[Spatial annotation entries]
:::

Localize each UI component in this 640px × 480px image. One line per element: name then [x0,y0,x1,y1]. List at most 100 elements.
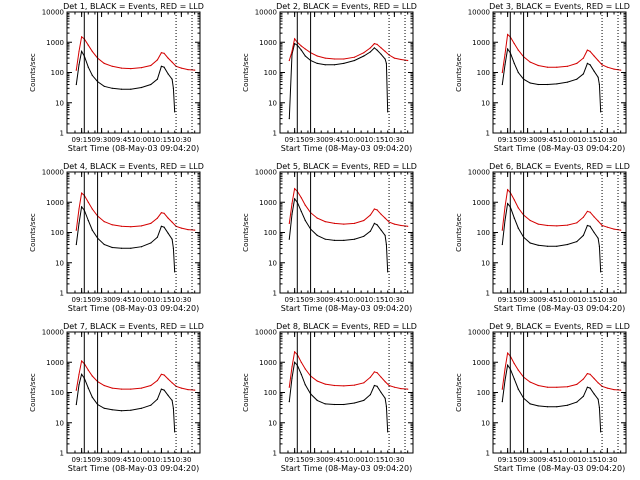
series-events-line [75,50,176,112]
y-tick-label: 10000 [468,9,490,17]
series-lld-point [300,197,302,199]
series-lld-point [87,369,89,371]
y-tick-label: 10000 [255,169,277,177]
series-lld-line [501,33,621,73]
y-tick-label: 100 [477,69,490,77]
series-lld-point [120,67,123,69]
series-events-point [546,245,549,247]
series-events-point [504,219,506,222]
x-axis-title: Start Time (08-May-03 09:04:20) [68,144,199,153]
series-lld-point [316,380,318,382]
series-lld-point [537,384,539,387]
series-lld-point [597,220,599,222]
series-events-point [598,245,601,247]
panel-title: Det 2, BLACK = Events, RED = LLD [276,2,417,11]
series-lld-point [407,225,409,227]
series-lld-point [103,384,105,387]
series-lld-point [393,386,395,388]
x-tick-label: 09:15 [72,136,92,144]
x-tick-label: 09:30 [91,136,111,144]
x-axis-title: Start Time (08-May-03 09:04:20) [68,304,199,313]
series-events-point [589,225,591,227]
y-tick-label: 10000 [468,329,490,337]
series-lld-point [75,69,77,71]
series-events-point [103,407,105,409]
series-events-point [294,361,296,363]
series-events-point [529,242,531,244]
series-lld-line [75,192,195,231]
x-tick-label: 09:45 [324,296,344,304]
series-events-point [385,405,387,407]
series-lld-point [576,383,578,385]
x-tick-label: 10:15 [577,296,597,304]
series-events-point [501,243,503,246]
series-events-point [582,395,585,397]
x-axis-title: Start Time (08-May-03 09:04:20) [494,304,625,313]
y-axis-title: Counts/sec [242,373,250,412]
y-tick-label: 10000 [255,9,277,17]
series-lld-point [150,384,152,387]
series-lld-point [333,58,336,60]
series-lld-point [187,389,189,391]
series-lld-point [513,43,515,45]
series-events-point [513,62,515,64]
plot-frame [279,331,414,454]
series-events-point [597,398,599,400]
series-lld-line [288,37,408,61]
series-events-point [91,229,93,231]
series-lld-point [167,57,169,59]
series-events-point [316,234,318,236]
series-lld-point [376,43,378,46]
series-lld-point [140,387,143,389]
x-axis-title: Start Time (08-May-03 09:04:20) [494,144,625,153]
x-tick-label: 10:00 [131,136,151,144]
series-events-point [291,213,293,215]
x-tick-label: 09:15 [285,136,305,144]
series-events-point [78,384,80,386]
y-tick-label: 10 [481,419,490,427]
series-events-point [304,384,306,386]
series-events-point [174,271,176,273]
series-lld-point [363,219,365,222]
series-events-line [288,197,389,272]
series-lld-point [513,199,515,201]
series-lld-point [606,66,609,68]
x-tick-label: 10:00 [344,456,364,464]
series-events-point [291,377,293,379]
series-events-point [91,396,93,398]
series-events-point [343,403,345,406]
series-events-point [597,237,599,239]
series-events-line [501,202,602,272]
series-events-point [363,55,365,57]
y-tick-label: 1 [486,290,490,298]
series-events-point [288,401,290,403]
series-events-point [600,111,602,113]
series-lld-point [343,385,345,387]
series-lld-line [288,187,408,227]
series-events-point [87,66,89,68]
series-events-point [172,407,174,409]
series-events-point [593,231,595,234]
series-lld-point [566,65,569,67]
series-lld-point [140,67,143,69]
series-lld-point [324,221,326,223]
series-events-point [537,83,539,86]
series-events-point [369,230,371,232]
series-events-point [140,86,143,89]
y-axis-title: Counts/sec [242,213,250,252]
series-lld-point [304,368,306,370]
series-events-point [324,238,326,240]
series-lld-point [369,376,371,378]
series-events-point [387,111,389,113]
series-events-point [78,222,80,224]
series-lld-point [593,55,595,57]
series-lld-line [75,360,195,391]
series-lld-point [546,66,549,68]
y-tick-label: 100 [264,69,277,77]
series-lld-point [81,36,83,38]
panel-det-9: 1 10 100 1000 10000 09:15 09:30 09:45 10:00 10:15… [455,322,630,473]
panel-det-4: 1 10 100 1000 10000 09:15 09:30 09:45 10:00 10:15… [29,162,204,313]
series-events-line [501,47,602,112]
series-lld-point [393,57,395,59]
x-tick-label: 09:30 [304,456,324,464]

:::

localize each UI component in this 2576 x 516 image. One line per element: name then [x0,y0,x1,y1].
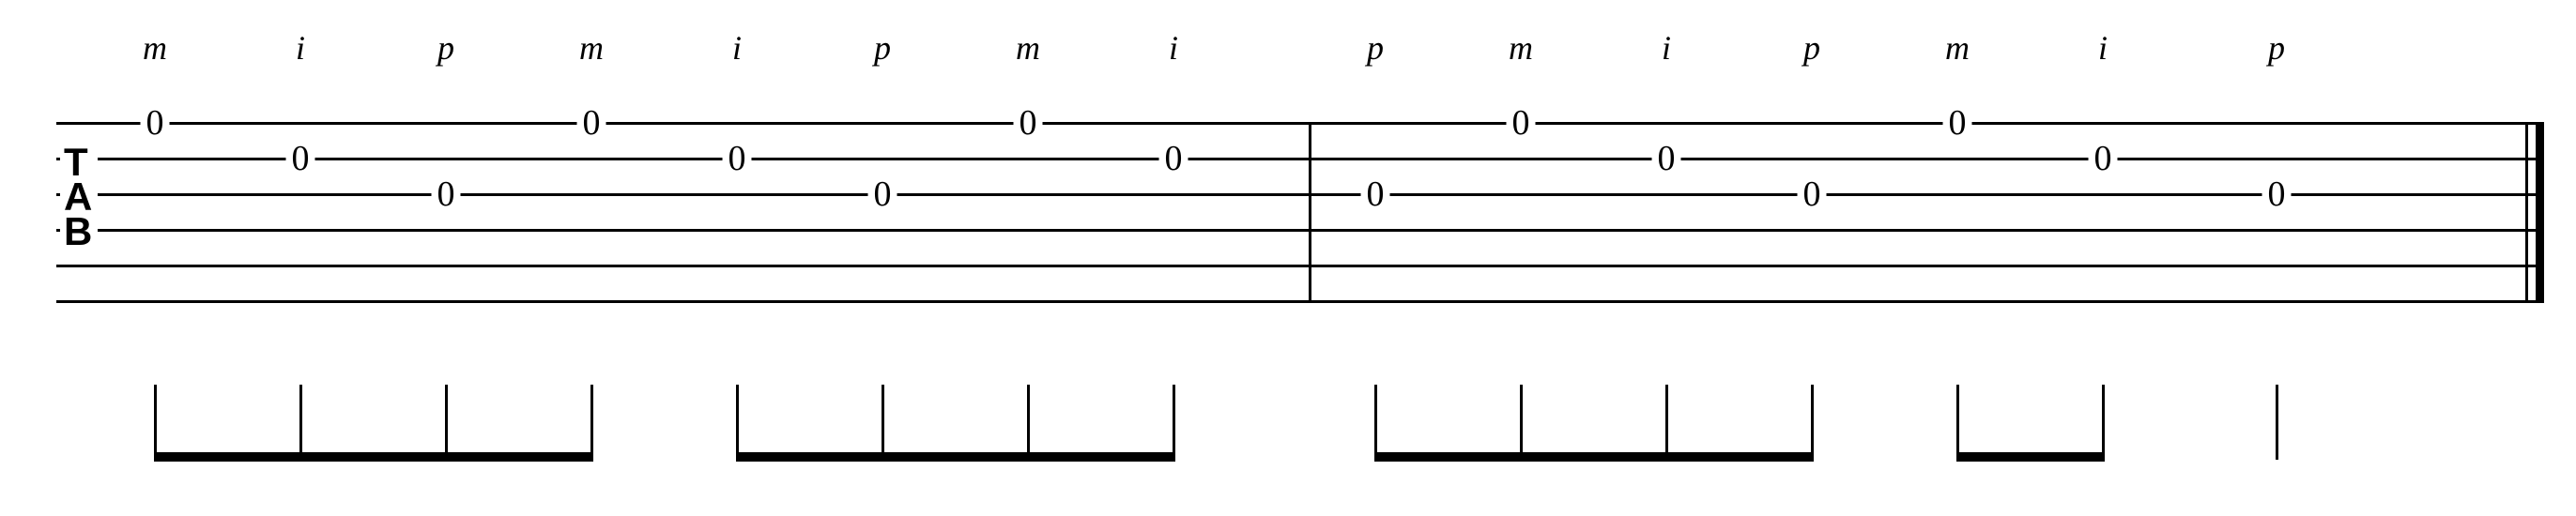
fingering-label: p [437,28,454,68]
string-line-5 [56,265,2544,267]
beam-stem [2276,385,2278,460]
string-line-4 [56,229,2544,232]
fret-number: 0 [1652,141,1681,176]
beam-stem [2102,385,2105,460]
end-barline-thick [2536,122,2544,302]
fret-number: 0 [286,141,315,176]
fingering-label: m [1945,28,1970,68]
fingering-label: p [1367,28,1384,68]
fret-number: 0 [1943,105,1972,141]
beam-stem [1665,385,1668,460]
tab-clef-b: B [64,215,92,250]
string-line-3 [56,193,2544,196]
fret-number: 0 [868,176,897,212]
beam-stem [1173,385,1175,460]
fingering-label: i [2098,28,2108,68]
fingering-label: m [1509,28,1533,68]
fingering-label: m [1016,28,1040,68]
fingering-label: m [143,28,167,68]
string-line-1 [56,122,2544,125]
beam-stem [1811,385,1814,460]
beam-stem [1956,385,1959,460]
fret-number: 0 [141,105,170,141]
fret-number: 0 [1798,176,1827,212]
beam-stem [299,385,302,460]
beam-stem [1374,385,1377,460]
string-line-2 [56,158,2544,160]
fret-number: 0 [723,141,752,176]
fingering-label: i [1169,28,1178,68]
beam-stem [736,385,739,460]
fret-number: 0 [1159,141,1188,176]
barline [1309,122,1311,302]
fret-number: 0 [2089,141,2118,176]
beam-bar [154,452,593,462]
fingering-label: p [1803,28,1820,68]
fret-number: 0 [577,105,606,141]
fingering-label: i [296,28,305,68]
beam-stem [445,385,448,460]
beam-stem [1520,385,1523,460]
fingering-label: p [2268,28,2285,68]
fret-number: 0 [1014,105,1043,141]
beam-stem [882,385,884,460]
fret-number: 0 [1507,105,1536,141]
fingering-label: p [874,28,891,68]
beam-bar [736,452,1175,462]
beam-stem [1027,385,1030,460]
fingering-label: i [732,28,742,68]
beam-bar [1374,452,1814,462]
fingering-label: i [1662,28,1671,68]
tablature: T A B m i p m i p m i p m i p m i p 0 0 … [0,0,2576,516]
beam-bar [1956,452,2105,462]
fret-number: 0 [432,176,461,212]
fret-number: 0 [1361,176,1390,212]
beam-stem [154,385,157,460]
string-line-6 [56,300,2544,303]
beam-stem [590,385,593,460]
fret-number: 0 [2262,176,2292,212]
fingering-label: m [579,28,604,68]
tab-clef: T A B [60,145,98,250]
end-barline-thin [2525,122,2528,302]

:::

## Job
Copy out the items above word for word, beginning at the line that contains "fingering-label: p [437,28,454,68]" and ending after the line that contains "fingering-label: m [1945,28,1970,68]".

## Final result
fingering-label: p [437,28,454,68]
string-line-5 [56,265,2544,267]
beam-stem [2276,385,2278,460]
string-line-4 [56,229,2544,232]
fret-number: 0 [1652,141,1681,176]
beam-stem [2102,385,2105,460]
end-barline-thick [2536,122,2544,302]
fret-number: 0 [286,141,315,176]
fingering-label: m [1945,28,1970,68]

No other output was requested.